The exercise
Locate all lines with the word "abolition". Copy them.

------ Supplied material ------

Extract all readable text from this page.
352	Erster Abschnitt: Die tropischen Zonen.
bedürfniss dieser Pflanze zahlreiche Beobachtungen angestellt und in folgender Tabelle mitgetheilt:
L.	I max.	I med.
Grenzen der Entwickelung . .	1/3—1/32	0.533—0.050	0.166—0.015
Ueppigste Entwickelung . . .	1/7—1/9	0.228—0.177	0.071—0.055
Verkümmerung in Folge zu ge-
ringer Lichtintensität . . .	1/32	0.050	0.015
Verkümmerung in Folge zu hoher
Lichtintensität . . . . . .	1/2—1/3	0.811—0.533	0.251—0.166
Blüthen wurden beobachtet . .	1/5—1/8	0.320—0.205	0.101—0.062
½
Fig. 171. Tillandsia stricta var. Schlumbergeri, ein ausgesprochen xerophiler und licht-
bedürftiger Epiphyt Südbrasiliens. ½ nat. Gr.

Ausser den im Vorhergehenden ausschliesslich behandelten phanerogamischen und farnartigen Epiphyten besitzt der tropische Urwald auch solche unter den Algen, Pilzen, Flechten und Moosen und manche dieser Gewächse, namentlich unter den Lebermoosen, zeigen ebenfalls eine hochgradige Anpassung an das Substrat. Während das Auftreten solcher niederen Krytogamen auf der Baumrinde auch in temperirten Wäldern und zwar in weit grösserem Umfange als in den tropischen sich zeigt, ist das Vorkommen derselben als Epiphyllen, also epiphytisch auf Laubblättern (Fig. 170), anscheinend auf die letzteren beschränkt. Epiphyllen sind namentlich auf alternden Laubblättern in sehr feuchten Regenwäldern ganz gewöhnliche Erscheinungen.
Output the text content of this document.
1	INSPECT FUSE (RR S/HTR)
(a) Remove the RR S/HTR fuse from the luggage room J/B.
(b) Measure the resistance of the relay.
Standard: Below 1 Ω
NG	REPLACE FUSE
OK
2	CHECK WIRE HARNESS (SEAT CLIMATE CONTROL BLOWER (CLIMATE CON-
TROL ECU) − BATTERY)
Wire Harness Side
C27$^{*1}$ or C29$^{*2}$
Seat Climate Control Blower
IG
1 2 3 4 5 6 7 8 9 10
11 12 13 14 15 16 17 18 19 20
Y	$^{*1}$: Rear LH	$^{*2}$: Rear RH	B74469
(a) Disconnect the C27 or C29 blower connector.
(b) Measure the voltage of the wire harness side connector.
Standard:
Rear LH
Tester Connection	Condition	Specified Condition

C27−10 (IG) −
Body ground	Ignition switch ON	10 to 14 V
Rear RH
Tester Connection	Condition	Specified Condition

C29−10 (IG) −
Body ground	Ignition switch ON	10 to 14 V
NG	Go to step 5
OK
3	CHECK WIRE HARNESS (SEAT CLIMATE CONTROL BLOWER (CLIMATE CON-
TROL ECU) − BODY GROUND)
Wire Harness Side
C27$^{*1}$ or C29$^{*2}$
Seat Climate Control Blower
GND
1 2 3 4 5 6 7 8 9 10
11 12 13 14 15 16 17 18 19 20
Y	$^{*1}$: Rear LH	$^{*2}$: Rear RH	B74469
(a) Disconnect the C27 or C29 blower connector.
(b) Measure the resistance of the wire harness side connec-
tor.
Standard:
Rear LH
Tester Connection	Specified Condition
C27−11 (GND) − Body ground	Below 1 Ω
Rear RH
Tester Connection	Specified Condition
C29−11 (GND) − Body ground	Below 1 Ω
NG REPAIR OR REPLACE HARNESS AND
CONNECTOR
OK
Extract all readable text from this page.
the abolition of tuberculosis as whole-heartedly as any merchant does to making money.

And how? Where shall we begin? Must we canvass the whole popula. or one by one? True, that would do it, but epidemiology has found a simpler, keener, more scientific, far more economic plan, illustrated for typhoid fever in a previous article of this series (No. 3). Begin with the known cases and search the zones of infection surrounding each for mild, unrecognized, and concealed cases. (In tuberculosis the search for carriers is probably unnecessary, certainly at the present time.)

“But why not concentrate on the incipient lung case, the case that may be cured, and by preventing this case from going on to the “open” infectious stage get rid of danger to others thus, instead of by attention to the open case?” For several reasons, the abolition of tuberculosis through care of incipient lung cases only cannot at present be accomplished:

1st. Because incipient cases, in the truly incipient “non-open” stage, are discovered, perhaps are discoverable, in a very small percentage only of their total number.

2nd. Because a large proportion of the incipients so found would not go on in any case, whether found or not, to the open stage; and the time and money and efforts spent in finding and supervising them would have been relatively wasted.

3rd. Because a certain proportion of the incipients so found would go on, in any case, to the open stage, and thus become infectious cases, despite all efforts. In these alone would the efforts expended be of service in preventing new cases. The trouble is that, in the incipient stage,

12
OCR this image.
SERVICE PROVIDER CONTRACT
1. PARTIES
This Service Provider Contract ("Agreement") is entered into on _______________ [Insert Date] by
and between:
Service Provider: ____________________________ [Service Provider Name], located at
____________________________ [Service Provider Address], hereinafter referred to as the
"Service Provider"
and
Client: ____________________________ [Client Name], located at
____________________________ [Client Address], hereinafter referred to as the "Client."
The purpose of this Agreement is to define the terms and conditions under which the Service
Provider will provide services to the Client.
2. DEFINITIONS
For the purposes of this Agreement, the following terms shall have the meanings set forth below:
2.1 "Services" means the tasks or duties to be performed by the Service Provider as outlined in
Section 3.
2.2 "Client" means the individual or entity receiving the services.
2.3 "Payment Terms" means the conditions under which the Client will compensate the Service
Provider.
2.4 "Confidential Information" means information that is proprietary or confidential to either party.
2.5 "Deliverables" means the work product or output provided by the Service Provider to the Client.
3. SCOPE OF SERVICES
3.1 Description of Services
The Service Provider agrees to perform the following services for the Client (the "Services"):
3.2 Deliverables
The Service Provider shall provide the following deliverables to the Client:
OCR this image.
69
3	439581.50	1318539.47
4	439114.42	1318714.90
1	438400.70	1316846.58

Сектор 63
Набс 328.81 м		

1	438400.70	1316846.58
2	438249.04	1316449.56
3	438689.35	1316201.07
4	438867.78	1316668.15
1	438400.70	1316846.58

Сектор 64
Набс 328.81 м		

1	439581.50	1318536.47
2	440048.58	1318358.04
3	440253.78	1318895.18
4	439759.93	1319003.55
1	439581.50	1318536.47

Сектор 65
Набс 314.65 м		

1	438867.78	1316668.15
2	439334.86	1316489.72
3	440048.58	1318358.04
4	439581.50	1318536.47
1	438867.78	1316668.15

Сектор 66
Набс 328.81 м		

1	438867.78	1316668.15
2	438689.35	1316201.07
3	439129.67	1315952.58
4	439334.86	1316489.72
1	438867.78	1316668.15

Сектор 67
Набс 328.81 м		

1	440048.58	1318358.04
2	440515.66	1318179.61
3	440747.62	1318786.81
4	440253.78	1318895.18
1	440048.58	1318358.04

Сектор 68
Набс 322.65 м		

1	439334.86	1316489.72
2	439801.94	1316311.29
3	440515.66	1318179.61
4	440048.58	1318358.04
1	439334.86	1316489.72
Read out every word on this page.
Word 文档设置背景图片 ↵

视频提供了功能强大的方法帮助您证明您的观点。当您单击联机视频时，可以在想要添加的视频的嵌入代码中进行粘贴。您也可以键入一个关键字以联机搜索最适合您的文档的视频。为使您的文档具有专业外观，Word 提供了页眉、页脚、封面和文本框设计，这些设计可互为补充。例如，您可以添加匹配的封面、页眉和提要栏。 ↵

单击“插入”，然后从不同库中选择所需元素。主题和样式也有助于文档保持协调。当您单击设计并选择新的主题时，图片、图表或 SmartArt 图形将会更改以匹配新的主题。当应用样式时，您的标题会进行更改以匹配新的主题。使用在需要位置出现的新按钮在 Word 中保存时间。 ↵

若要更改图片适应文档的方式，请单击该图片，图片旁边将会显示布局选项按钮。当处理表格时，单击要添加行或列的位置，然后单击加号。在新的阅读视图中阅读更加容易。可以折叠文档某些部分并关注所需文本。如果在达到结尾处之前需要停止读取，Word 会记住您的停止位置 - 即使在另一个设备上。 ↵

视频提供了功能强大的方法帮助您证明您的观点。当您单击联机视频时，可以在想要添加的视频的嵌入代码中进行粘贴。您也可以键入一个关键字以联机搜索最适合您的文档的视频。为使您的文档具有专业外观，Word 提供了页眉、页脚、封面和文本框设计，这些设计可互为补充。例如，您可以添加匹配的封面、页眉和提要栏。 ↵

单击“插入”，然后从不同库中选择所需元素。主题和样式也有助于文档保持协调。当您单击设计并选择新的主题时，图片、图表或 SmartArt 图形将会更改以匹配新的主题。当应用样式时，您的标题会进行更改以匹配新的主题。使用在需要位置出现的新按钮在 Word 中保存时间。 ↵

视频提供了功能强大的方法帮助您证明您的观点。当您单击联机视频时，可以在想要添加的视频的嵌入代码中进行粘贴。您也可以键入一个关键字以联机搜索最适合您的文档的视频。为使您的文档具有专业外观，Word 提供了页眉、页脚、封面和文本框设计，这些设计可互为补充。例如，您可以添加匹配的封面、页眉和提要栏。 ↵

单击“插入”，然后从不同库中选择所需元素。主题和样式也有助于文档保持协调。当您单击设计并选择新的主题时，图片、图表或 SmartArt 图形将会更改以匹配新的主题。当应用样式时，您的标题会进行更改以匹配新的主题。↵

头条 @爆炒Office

------

Solution
the abolition of tuberculosis as whole-heartedly as any merchant does to making money.
“But why not concentrate on the incipient lung case, the case that may be cured, and by preventing this case from going on to the “open” infectious stage get rid of danger to others thus, instead of by attention to the open case?” For several reasons, the abolition of tuberculosis through care of incipient lung cases only cannot at present be accomplished:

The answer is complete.